TASK DETAILS -> Go through the material and write it all out exactly, minus the pictures.

_ _ _ _ _ _ _

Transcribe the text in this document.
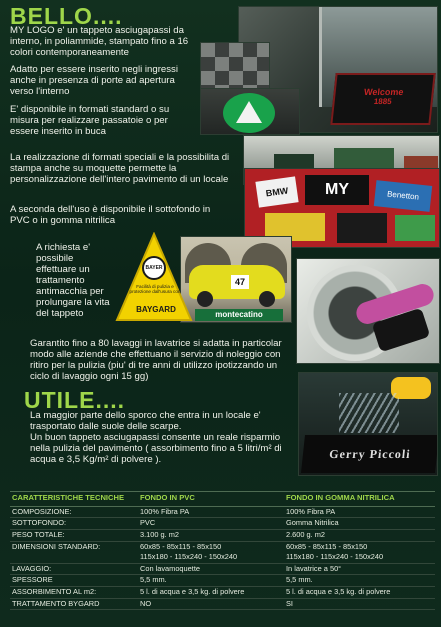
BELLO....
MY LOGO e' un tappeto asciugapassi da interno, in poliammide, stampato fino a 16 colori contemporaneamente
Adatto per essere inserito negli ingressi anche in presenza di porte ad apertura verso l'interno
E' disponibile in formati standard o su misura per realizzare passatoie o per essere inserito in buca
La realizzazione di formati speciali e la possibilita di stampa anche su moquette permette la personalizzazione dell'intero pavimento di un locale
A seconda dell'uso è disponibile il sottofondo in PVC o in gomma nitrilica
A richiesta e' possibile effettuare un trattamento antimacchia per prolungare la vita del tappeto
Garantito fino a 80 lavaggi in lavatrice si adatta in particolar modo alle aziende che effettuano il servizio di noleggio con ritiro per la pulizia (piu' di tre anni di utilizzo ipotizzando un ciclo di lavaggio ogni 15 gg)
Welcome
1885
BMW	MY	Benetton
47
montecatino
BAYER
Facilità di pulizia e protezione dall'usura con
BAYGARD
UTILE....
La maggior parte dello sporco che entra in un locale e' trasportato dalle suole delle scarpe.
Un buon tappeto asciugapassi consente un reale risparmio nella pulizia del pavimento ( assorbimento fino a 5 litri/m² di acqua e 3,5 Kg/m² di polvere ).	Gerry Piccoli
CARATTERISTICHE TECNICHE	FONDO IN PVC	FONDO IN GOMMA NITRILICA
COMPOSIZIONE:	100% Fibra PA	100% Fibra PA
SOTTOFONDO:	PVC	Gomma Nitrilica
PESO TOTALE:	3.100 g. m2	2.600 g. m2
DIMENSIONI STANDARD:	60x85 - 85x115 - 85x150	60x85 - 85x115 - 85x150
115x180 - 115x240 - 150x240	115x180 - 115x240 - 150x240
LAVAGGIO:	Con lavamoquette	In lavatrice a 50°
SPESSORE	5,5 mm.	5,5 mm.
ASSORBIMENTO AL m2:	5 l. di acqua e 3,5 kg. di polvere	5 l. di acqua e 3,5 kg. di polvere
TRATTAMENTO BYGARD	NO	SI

_ _ _ _ _ _ _

OUTPUT ->
Transcribe the text in this document.
BELLO....
MY LOGO e' un tappeto asciugapassi da interno, in poliammide, stampato fino a 16 colori contemporaneamente
Adatto per essere inserito negli ingressi anche in presenza di porte ad apertura verso l'interno
E' disponibile in formati standard o su misura per realizzare passatoie o per essere inserito in buca
La realizzazione di formati speciali e la possibilita di stampa anche su moquette permette la personalizzazione dell'intero pavimento di un locale
A seconda dell'uso è disponibile il sottofondo in PVC o in gomma nitrilica
A richiesta e' possibile effettuare un trattamento antimacchia per prolungare la vita del tappeto
Garantito fino a 80 lavaggi in lavatrice si adatta in particolar modo alle aziende che effettuano il servizio di noleggio con ritiro per la pulizia (piu' di tre anni di utilizzo ipotizzando un ciclo di lavaggio ogni 15 gg)
Welcome
1885
BMW	MY	Benetton
47
montecatino
BAYER
Facilità di pulizia e protezione dall'usura con
BAYGARD
UTILE....
La maggior parte dello sporco che entra in un locale e' trasportato dalle suole delle scarpe.
Un buon tappeto asciugapassi consente un reale risparmio nella pulizia del pavimento ( assorbimento fino a 5 litri/m² di acqua e 3,5 Kg/m² di polvere ).	Gerry Piccoli
CARATTERISTICHE TECNICHE	FONDO IN PVC	FONDO IN GOMMA NITRILICA
COMPOSIZIONE:	100% Fibra PA	100% Fibra PA
SOTTOFONDO:	PVC	Gomma Nitrilica
PESO TOTALE:	3.100 g. m2	2.600 g. m2
DIMENSIONI STANDARD:	60x85 - 85x115 - 85x150	60x85 - 85x115 - 85x150
115x180 - 115x240 - 150x240	115x180 - 115x240 - 150x240
LAVAGGIO:	Con lavamoquette	In lavatrice a 50°
SPESSORE	5,5 mm.	5,5 mm.
ASSORBIMENTO AL m2:	5 l. di acqua e 3,5 kg. di polvere	5 l. di acqua e 3,5 kg. di polvere
TRATTAMENTO BYGARD	NO	SI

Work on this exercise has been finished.